## [EXERCISE PROMPT]
Omit every picture while repeating the entries exactly.

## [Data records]
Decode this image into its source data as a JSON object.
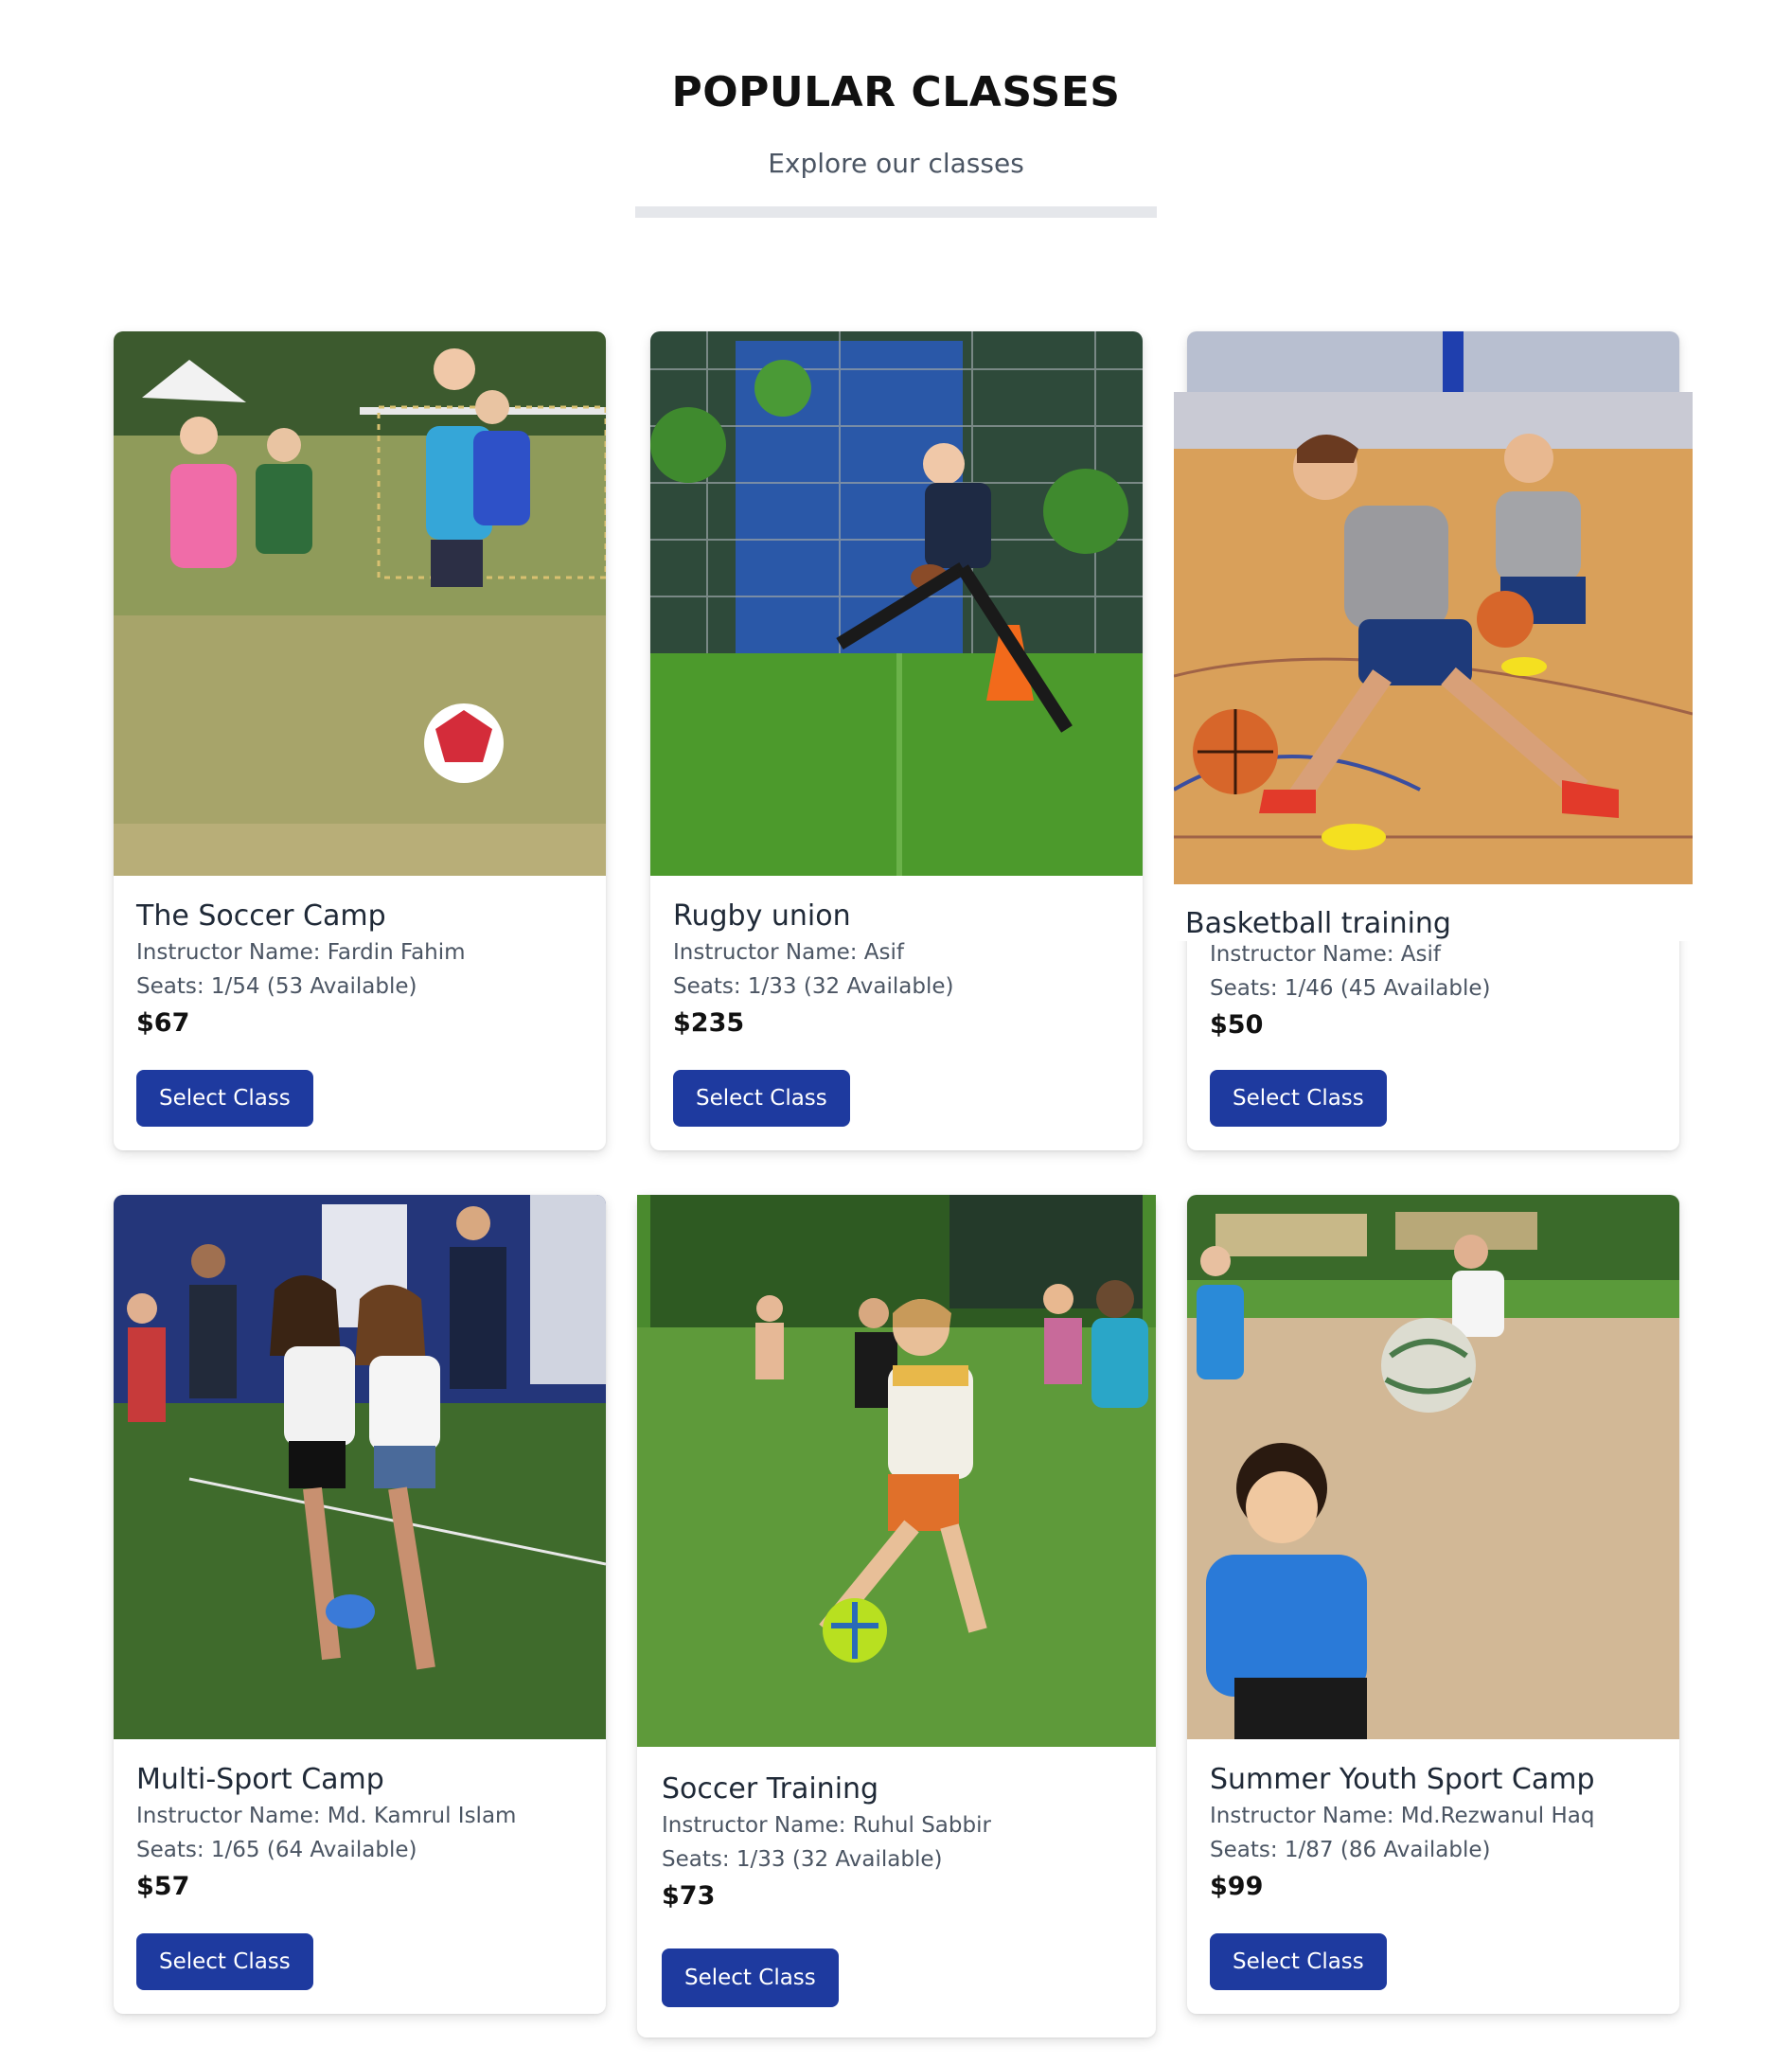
{
  "header": {
    "title": "POPULAR CLASSES",
    "subtitle": "Explore our classes"
  },
  "colors": {
    "button": "#1e3a9f",
    "divider": "#e5e7eb"
  },
  "classes": [
    {
      "name": "The Soccer Camp",
      "instructor": "Instructor Name: Fardin Fahim",
      "seats": "Seats: 1/54 (53 Available)",
      "price": "$67",
      "button": "Select Class",
      "image": "kids-playing-soccer-photo"
    },
    {
      "name": "Rugby union",
      "instructor": "Instructor Name: Asif",
      "seats": "Seats: 1/33 (32 Available)",
      "price": "$235",
      "button": "Select Class",
      "image": "boy-running-with-football-photo"
    },
    {
      "name": "Basketball training",
      "instructor": "Instructor Name: Asif",
      "seats": "Seats: 1/46 (45 Available)",
      "price": "$50",
      "button": "Select Class",
      "image": "kids-dribbling-basketball-photo"
    },
    {
      "name": "Multi-Sport Camp",
      "instructor": "Instructor Name: Md. Kamrul Islam",
      "seats": "Seats: 1/65 (64 Available)",
      "price": "$57",
      "button": "Select Class",
      "image": "girls-running-on-turf-photo"
    },
    {
      "name": "Soccer Training",
      "instructor": "Instructor Name: Ruhul Sabbir",
      "seats": "Seats: 1/33 (32 Available)",
      "price": "$73",
      "button": "Select Class",
      "image": "kids-soccer-on-grass-photo"
    },
    {
      "name": "Summer Youth Sport Camp",
      "instructor": "Instructor Name: Md.Rezwanul Haq",
      "seats": "Seats: 1/87 (86 Available)",
      "price": "$99",
      "button": "Select Class",
      "image": "girls-beach-volleyball-photo"
    }
  ]
}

## [RESPONSE TO THIS TASK]
Decode this image into its source data as a JSON object.
{
  "header": {
    "title": "POPULAR CLASSES",
    "subtitle": "Explore our classes"
  },
  "colors": {
    "button": "#1e3a9f",
    "divider": "#e5e7eb"
  },
  "classes": [
    {
      "name": "The Soccer Camp",
      "instructor": "Instructor Name: Fardin Fahim",
      "seats": "Seats: 1/54 (53 Available)",
      "price": "$67",
      "button": "Select Class",
      "image": "kids-playing-soccer-photo"
    },
    {
      "name": "Rugby union",
      "instructor": "Instructor Name: Asif",
      "seats": "Seats: 1/33 (32 Available)",
      "price": "$235",
      "button": "Select Class",
      "image": "boy-running-with-football-photo"
    },
    {
      "name": "Basketball training",
      "instructor": "Instructor Name: Asif",
      "seats": "Seats: 1/46 (45 Available)",
      "price": "$50",
      "button": "Select Class",
      "image": "kids-dribbling-basketball-photo"
    },
    {
      "name": "Multi-Sport Camp",
      "instructor": "Instructor Name: Md. Kamrul Islam",
      "seats": "Seats: 1/65 (64 Available)",
      "price": "$57",
      "button": "Select Class",
      "image": "girls-running-on-turf-photo"
    },
    {
      "name": "Soccer Training",
      "instructor": "Instructor Name: Ruhul Sabbir",
      "seats": "Seats: 1/33 (32 Available)",
      "price": "$73",
      "button": "Select Class",
      "image": "kids-soccer-on-grass-photo"
    },
    {
      "name": "Summer Youth Sport Camp",
      "instructor": "Instructor Name: Md.Rezwanul Haq",
      "seats": "Seats: 1/87 (86 Available)",
      "price": "$99",
      "button": "Select Class",
      "image": "girls-beach-volleyball-photo"
    }
  ]
}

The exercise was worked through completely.